**Directive**
Copy whichever lines contain the string "Georgeson".

**Data for the task**

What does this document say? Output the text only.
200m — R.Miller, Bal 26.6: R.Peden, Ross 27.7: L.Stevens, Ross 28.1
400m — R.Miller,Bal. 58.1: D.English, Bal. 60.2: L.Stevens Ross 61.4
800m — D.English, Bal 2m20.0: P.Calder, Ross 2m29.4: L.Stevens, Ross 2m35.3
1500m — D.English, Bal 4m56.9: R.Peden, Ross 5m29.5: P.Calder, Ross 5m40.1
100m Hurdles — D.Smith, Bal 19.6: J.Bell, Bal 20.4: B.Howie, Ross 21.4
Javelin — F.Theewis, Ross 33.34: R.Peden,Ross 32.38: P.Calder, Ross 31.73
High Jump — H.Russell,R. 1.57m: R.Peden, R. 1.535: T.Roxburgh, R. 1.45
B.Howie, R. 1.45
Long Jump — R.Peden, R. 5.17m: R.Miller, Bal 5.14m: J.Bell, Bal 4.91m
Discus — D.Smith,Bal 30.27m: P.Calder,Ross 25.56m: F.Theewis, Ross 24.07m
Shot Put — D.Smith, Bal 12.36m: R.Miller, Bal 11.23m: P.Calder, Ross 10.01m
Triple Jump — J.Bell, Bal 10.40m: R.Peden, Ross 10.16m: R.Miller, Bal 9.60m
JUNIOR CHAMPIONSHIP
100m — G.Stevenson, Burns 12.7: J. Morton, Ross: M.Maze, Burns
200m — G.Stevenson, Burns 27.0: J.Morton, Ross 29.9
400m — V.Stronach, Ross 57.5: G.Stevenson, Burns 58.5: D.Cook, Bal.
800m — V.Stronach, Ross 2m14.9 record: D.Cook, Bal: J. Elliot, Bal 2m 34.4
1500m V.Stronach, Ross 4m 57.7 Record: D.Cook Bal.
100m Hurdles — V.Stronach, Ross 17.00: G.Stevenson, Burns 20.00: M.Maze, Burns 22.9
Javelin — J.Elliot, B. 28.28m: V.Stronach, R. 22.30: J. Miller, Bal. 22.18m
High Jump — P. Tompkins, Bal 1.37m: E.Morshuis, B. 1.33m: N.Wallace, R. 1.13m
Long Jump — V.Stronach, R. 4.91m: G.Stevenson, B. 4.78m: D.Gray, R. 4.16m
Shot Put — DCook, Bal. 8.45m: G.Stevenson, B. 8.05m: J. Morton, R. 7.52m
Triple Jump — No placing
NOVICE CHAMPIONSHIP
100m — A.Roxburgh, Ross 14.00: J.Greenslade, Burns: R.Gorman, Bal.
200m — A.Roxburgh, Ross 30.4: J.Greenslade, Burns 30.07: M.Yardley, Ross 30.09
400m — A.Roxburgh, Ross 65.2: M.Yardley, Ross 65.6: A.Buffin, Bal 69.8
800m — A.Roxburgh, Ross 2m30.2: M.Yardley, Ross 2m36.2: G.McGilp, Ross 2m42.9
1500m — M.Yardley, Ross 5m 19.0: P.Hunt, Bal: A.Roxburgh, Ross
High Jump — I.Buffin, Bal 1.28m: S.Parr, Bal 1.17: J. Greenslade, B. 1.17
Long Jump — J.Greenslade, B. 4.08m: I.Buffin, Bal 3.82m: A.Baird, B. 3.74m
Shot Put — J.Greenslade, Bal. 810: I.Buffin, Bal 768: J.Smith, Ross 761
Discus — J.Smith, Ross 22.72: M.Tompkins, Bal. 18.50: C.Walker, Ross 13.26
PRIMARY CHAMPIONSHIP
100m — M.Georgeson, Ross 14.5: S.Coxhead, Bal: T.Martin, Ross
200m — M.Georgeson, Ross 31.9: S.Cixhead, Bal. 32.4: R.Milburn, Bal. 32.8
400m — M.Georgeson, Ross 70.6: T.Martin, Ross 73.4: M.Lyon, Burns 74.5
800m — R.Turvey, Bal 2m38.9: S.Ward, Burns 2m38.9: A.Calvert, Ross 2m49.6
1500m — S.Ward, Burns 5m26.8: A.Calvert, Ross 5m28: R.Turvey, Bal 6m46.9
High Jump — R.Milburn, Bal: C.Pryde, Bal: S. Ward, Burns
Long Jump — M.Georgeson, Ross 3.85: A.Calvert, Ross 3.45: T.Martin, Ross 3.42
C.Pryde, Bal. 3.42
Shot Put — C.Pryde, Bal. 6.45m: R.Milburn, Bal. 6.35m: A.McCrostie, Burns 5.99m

**Expected answer**
100m — M.Georgeson, Ross 14.5: S.Coxhead, Bal: T.Martin, Ross
200m — M.Georgeson, Ross 31.9: S.Cixhead, Bal. 32.4: R.Milburn, Bal. 32.8
400m — M.Georgeson, Ross 70.6: T.Martin, Ross 73.4: M.Lyon, Burns 74.5
Long Jump — M.Georgeson, Ross 3.85: A.Calvert, Ross 3.45: T.Martin, Ross 3.42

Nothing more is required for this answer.